Entries with figure data:

»»

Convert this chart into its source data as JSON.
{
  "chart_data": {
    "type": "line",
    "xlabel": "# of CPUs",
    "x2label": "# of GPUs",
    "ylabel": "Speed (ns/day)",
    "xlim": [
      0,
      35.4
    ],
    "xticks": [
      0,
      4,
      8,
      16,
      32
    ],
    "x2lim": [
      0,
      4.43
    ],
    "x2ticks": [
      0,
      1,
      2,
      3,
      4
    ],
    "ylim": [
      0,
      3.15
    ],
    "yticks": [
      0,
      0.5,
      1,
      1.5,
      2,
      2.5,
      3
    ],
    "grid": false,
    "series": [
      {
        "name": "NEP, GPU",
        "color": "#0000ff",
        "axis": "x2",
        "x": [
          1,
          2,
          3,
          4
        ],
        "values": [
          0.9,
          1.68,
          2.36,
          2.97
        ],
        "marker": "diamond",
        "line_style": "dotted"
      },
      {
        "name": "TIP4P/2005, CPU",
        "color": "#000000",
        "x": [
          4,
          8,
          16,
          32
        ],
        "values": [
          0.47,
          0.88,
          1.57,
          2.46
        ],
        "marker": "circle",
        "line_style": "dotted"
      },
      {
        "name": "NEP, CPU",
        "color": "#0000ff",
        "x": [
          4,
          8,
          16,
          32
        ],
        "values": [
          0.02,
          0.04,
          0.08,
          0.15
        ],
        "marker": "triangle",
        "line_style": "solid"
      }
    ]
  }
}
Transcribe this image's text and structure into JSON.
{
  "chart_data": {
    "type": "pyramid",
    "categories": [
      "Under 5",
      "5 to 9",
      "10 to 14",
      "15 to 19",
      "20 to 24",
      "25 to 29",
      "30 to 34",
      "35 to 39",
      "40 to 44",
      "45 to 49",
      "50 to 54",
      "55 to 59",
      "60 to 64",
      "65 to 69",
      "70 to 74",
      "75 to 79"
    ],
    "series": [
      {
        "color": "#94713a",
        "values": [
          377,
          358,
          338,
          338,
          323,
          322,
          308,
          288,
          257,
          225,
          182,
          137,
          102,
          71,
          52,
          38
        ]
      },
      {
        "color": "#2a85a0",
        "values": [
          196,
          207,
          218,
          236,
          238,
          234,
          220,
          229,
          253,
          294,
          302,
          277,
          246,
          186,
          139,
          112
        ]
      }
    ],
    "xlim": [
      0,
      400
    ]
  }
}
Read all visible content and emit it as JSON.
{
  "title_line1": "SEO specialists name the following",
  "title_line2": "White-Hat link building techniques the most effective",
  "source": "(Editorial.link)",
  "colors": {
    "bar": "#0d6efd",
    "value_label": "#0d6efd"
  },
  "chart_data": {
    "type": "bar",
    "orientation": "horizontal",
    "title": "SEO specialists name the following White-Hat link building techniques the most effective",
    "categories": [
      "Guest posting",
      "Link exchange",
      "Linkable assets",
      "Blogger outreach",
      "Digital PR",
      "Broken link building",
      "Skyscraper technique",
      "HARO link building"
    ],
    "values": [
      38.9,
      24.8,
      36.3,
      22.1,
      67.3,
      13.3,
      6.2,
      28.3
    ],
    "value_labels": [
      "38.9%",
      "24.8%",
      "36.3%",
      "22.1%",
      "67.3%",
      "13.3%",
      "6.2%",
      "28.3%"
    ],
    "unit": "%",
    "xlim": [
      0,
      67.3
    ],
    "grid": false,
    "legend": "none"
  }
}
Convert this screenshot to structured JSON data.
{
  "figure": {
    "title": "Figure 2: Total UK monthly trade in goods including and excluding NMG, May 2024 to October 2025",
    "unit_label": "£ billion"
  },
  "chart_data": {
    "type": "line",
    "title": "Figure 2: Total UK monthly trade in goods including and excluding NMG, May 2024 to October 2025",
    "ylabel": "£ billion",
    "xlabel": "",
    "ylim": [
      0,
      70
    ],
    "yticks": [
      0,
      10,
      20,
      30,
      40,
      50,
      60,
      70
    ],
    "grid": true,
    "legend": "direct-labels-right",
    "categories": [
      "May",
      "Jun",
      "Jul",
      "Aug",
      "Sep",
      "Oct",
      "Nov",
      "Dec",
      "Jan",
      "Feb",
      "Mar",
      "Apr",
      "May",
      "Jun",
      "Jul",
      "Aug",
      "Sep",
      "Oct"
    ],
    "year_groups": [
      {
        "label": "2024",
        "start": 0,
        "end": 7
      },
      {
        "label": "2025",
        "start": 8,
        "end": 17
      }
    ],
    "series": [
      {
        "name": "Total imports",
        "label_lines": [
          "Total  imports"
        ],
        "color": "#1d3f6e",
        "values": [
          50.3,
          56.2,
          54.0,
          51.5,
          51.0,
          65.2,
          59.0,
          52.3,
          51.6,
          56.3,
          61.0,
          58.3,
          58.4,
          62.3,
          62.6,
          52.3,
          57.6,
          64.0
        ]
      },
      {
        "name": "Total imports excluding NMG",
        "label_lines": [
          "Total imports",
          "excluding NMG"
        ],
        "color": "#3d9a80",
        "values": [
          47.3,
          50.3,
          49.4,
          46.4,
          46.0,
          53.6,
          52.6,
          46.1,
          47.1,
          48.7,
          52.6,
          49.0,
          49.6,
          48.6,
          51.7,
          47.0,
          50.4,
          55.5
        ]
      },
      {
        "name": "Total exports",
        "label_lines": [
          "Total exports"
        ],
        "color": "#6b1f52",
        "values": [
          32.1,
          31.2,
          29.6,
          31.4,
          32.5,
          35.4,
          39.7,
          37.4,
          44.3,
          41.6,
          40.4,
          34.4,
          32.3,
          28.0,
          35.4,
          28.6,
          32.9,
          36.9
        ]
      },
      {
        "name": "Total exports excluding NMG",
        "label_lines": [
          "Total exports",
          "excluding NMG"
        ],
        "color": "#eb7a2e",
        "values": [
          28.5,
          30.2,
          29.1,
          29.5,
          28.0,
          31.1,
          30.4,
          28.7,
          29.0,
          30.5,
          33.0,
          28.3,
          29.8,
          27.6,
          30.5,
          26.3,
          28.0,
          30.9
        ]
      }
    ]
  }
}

««

__Problem description__:
Extract, word for word, each line of the listing above.

__The solution__:
Convert this chart into its source data as JSON.
{
  "chart_data": {
    "type": "line",
    "xlabel": "# of CPUs",
    "x2label": "# of GPUs",
    "ylabel": "Speed (ns/day)",
    "xlim": [
      0,
      35.4
    ],
    "xticks": [
      0,
      4,
      8,
      16,
      32
    ],
    "x2lim": [
      0,
      4.43
    ],
    "x2ticks": [
      0,
      1,
      2,
      3,
      4
    ],
    "ylim": [
      0,
      3.15
    ],
    "yticks": [
      0,
      0.5,
      1,
      1.5,
      2,
      2.5,
      3
    ],
    "grid": false,
    "series": [
      {
        "name": "NEP, GPU",
        "color": "#0000ff",
        "axis": "x2",
        "x": [
          1,
          2,
          3,
          4
        ],
        "values": [
          0.9,
          1.68,
          2.36,
          2.97
        ],
        "marker": "diamond",
        "line_style": "dotted"
      },
      {
        "name": "TIP4P/2005, CPU",
        "color": "#000000",
        "x": [
          4,
          8,
          16,
          32
        ],
        "values": [
          0.47,
          0.88,
          1.57,
          2.46
        ],
        "marker": "circle",
        "line_style": "dotted"
      },
      {
        "name": "NEP, CPU",
        "color": "#0000ff",
        "x": [
          4,
          8,
          16,
          32
        ],
        "values": [
          0.02,
          0.04,
          0.08,
          0.15
        ],
        "marker": "triangle",
        "line_style": "solid"
      }
    ]
  }
}
Transcribe this image's text and structure into JSON.
{
  "chart_data": {
    "type": "pyramid",
    "categories": [
      "Under 5",
      "5 to 9",
      "10 to 14",
      "15 to 19",
      "20 to 24",
      "25 to 29",
      "30 to 34",
      "35 to 39",
      "40 to 44",
      "45 to 49",
      "50 to 54",
      "55 to 59",
      "60 to 64",
      "65 to 69",
      "70 to 74",
      "75 to 79"
    ],
    "series": [
      {
        "color": "#94713a",
        "values": [
          377,
          358,
          338,
          338,
          323,
          322,
          308,
          288,
          257,
          225,
          182,
          137,
          102,
          71,
          52,
          38
        ]
      },
      {
        "color": "#2a85a0",
        "values": [
          196,
          207,
          218,
          236,
          238,
          234,
          220,
          229,
          253,
          294,
          302,
          277,
          246,
          186,
          139,
          112
        ]
      }
    ],
    "xlim": [
      0,
      400
    ]
  }
}
Read all visible content and emit it as JSON.
{
  "title_line1": "SEO specialists name the following",
  "title_line2": "White-Hat link building techniques the most effective",
  "source": "(Editorial.link)",
  "colors": {
    "bar": "#0d6efd",
    "value_label": "#0d6efd"
  },
  "chart_data": {
    "type": "bar",
    "orientation": "horizontal",
    "title": "SEO specialists name the following White-Hat link building techniques the most effective",
    "categories": [
      "Guest posting",
      "Link exchange",
      "Linkable assets",
      "Blogger outreach",
      "Digital PR",
      "Broken link building",
      "Skyscraper technique",
      "HARO link building"
    ],
    "values": [
      38.9,
      24.8,
      36.3,
      22.1,
      67.3,
      13.3,
      6.2,
      28.3
    ],
    "value_labels": [
      "38.9%",
      "24.8%",
      "36.3%",
      "22.1%",
      "67.3%",
      "13.3%",
      "6.2%",
      "28.3%"
    ],
    "unit": "%",
    "xlim": [
      0,
      67.3
    ],
    "grid": false,
    "legend": "none"
  }
}
Convert this screenshot to structured JSON data.
{
  "figure": {
    "title": "Figure 2: Total UK monthly trade in goods including and excluding NMG, May 2024 to October 2025",
    "unit_label": "£ billion"
  },
  "chart_data": {
    "type": "line",
    "title": "Figure 2: Total UK monthly trade in goods including and excluding NMG, May 2024 to October 2025",
    "ylabel": "£ billion",
    "xlabel": "",
    "ylim": [
      0,
      70
    ],
    "yticks": [
      0,
      10,
      20,
      30,
      40,
      50,
      60,
      70
    ],
    "grid": true,
    "legend": "direct-labels-right",
    "categories": [
      "May",
      "Jun",
      "Jul",
      "Aug",
      "Sep",
      "Oct",
      "Nov",
      "Dec",
      "Jan",
      "Feb",
      "Mar",
      "Apr",
      "May",
      "Jun",
      "Jul",
      "Aug",
      "Sep",
      "Oct"
    ],
    "year_groups": [
      {
        "label": "2024",
        "start": 0,
        "end": 7
      },
      {
        "label": "2025",
        "start": 8,
        "end": 17
      }
    ],
    "series": [
      {
        "name": "Total imports",
        "label_lines": [
          "Total  imports"
        ],
        "color": "#1d3f6e",
        "values": [
          50.3,
          56.2,
          54.0,
          51.5,
          51.0,
          65.2,
          59.0,
          52.3,
          51.6,
          56.3,
          61.0,
          58.3,
          58.4,
          62.3,
          62.6,
          52.3,
          57.6,
          64.0
        ]
      },
      {
        "name": "Total imports excluding NMG",
        "label_lines": [
          "Total imports",
          "excluding NMG"
        ],
        "color": "#3d9a80",
        "values": [
          47.3,
          50.3,
          49.4,
          46.4,
          46.0,
          53.6,
          52.6,
          46.1,
          47.1,
          48.7,
          52.6,
          49.0,
          49.6,
          48.6,
          51.7,
          47.0,
          50.4,
          55.5
        ]
      },
      {
        "name": "Total exports",
        "label_lines": [
          "Total exports"
        ],
        "color": "#6b1f52",
        "values": [
          32.1,
          31.2,
          29.6,
          31.4,
          32.5,
          35.4,
          39.7,
          37.4,
          44.3,
          41.6,
          40.4,
          34.4,
          32.3,
          28.0,
          35.4,
          28.6,
          32.9,
          36.9
        ]
      },
      {
        "name": "Total exports excluding NMG",
        "label_lines": [
          "Total exports",
          "excluding NMG"
        ],
        "color": "#eb7a2e",
        "values": [
          28.5,
          30.2,
          29.1,
          29.5,
          28.0,
          31.1,
          30.4,
          28.7,
          29.0,
          30.5,
          33.0,
          28.3,
          29.8,
          27.6,
          30.5,
          26.3,
          28.0,
          30.9
        ]
      }
    ]
  }
}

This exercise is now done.